▸ Extracted records:
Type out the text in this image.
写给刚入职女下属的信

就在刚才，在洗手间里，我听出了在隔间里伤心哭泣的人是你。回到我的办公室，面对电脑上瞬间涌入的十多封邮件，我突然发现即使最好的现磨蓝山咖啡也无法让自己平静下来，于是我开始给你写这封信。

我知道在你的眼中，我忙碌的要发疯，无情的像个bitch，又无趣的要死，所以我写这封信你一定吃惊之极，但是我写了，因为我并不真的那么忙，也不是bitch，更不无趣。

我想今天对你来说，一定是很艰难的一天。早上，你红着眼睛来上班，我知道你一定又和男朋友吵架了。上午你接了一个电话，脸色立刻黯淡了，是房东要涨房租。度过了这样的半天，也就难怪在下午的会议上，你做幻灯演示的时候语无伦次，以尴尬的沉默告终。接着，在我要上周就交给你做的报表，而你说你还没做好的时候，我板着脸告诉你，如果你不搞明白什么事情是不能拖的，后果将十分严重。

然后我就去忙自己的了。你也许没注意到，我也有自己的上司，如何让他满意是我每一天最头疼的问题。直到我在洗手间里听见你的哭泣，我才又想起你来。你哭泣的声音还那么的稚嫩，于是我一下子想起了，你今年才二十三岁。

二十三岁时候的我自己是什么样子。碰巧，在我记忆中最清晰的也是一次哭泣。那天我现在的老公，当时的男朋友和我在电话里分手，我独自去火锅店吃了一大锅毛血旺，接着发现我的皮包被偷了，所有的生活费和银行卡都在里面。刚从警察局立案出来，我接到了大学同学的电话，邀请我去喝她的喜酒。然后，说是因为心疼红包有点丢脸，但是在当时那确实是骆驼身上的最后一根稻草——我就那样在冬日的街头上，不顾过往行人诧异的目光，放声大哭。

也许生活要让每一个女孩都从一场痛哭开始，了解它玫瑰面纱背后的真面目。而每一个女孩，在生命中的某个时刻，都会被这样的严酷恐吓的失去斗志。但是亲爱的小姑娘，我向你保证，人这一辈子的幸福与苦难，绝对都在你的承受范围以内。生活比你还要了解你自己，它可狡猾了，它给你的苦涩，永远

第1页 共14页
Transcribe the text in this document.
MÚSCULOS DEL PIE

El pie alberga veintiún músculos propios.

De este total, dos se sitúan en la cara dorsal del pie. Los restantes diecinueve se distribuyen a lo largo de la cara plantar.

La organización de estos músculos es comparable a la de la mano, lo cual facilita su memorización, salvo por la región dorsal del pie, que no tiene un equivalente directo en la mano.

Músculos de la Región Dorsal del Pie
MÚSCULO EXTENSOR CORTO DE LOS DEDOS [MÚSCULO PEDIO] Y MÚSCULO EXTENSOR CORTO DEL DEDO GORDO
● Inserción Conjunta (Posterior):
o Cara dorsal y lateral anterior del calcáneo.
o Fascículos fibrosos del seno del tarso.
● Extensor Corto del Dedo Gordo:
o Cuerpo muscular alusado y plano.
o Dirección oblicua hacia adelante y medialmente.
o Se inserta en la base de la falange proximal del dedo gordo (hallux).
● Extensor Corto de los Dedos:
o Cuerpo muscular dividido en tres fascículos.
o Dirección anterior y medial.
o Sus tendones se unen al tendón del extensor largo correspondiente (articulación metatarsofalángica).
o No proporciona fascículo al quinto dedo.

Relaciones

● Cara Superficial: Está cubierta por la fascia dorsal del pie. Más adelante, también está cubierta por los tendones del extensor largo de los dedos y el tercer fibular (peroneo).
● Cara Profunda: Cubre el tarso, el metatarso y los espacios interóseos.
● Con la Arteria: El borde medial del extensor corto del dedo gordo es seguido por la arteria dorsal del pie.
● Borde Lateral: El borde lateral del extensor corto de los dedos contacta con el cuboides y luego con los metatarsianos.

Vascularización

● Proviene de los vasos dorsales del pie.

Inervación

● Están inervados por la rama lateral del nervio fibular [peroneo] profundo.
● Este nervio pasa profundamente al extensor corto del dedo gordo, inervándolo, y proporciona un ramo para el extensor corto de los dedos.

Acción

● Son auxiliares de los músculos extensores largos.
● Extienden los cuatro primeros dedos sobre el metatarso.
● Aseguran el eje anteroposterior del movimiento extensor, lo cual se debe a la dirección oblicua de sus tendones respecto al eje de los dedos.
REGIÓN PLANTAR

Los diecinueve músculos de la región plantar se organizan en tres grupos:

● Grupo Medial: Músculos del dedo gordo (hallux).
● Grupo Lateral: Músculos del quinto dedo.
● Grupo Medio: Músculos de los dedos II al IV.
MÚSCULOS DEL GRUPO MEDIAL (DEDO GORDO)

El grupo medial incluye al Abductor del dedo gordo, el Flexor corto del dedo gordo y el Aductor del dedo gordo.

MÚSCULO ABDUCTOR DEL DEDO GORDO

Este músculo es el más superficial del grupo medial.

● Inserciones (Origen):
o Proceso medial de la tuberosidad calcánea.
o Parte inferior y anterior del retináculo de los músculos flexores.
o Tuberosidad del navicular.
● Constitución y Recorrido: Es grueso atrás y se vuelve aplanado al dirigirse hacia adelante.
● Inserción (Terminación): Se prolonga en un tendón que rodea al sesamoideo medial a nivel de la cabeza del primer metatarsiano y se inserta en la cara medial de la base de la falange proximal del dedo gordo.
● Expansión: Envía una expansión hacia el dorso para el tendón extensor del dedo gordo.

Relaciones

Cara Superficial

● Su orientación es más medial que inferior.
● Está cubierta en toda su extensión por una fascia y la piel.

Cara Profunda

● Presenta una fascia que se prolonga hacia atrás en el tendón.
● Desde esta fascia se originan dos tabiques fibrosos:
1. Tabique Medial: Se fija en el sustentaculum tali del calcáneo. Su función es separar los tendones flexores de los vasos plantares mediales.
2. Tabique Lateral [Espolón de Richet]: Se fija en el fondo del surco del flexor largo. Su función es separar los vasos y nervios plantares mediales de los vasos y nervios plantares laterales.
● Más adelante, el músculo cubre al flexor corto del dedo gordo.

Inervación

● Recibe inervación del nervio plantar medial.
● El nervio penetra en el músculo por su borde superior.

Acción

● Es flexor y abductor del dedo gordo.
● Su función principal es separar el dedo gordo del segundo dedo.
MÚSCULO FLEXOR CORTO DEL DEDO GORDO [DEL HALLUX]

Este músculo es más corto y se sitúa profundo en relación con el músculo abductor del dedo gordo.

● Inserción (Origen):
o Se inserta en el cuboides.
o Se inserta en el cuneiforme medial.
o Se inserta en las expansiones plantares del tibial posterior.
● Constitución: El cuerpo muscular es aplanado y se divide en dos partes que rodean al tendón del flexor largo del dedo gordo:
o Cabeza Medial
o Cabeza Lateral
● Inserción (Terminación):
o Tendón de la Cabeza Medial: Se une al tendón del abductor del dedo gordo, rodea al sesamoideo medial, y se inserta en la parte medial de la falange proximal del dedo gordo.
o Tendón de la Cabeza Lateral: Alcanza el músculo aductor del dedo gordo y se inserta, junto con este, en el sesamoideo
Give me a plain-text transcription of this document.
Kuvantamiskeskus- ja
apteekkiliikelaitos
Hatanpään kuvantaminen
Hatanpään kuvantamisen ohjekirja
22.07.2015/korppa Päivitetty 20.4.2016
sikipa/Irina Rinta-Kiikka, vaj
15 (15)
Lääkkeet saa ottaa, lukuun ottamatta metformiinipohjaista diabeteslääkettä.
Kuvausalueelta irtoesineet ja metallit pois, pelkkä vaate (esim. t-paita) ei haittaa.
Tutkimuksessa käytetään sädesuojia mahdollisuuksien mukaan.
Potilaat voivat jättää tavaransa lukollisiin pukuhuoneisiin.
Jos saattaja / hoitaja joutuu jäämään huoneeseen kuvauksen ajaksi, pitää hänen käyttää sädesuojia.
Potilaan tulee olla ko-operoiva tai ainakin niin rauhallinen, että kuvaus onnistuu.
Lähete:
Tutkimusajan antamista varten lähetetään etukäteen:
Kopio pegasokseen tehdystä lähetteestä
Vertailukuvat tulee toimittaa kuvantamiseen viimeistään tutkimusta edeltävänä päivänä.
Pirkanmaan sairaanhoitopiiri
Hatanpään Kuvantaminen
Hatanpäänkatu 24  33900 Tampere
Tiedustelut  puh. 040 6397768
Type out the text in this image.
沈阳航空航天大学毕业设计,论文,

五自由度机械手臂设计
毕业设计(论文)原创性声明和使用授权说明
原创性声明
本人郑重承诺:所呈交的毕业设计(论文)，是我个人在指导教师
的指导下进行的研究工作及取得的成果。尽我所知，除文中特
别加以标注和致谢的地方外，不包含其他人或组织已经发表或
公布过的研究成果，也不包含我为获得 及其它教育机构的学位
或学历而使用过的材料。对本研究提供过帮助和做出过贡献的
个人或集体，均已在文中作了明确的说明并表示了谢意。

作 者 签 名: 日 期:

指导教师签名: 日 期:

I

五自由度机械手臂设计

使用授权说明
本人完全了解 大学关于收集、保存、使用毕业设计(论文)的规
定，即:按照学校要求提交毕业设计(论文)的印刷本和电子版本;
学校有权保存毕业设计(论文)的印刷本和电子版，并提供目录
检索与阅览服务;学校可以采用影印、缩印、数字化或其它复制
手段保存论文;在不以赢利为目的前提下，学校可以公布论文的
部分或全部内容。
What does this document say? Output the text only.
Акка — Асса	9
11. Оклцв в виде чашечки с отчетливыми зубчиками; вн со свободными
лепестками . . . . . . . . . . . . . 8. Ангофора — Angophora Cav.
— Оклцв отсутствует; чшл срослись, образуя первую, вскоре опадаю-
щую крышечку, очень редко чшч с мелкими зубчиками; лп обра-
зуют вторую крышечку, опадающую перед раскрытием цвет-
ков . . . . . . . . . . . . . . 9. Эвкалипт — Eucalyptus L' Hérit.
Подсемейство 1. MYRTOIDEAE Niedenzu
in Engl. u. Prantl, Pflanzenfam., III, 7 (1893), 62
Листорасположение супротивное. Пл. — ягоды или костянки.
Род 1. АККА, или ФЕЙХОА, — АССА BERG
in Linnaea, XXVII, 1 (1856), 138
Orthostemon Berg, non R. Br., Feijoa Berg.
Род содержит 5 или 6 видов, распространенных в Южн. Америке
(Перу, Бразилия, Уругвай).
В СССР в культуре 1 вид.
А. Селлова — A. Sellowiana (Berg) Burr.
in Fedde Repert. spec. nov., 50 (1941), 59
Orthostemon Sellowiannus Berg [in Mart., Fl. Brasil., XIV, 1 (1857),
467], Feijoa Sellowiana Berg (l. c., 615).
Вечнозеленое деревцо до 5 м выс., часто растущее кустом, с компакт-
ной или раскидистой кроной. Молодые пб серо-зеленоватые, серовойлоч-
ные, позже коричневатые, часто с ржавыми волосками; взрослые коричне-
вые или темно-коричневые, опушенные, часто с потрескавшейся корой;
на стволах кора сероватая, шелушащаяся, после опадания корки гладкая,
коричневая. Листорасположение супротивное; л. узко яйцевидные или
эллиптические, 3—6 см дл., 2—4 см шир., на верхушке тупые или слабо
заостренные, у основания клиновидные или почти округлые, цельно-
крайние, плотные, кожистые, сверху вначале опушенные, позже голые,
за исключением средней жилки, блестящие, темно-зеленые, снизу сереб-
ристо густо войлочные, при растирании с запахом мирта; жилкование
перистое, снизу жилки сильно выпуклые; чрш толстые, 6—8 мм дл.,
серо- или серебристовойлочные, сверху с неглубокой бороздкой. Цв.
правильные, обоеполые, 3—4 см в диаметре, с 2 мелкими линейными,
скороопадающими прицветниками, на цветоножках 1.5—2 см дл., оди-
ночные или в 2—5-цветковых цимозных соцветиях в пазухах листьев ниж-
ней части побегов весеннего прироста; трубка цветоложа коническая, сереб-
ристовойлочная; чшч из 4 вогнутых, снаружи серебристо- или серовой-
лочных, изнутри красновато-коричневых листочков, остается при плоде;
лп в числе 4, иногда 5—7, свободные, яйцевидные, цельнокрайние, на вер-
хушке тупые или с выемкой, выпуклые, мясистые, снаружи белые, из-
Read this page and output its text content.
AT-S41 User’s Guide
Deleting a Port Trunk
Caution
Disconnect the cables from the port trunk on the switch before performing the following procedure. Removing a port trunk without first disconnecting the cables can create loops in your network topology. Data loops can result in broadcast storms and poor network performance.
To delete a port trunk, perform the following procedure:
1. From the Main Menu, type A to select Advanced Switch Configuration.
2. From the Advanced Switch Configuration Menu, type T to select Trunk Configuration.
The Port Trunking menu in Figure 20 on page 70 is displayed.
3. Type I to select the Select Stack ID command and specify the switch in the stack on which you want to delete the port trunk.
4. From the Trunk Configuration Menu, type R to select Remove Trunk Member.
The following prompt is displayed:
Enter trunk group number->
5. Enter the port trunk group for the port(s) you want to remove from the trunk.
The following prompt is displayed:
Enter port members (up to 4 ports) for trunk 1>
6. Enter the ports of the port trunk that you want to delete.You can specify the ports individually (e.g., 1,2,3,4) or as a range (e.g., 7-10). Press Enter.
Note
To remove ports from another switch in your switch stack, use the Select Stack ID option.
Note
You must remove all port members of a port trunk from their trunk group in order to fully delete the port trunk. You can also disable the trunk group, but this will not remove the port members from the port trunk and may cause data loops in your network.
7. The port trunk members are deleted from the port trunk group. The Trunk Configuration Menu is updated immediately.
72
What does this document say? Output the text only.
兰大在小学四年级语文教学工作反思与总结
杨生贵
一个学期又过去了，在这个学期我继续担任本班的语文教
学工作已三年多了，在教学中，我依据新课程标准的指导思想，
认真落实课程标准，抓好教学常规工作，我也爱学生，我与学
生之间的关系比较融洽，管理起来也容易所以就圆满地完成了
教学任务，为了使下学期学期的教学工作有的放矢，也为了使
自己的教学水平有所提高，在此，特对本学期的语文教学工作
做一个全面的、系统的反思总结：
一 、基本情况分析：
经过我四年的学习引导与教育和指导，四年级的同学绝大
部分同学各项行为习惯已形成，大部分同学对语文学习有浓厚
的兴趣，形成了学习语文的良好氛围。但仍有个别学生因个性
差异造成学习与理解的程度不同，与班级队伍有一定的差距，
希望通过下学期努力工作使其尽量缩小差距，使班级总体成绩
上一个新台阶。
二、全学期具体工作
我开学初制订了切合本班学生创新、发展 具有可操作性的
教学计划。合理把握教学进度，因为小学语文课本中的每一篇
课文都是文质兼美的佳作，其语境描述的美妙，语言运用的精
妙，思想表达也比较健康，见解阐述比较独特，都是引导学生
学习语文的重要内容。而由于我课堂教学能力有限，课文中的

▸ Written problem: List all lines above in which the string "яйцевидные" appears.

▸ Written reply:
коричневая. Листорасположение супротивное; л. узко яйцевидные или
лп в числе 4, иногда 5—7, свободные, яйцевидные, цельнокрайние, на вер-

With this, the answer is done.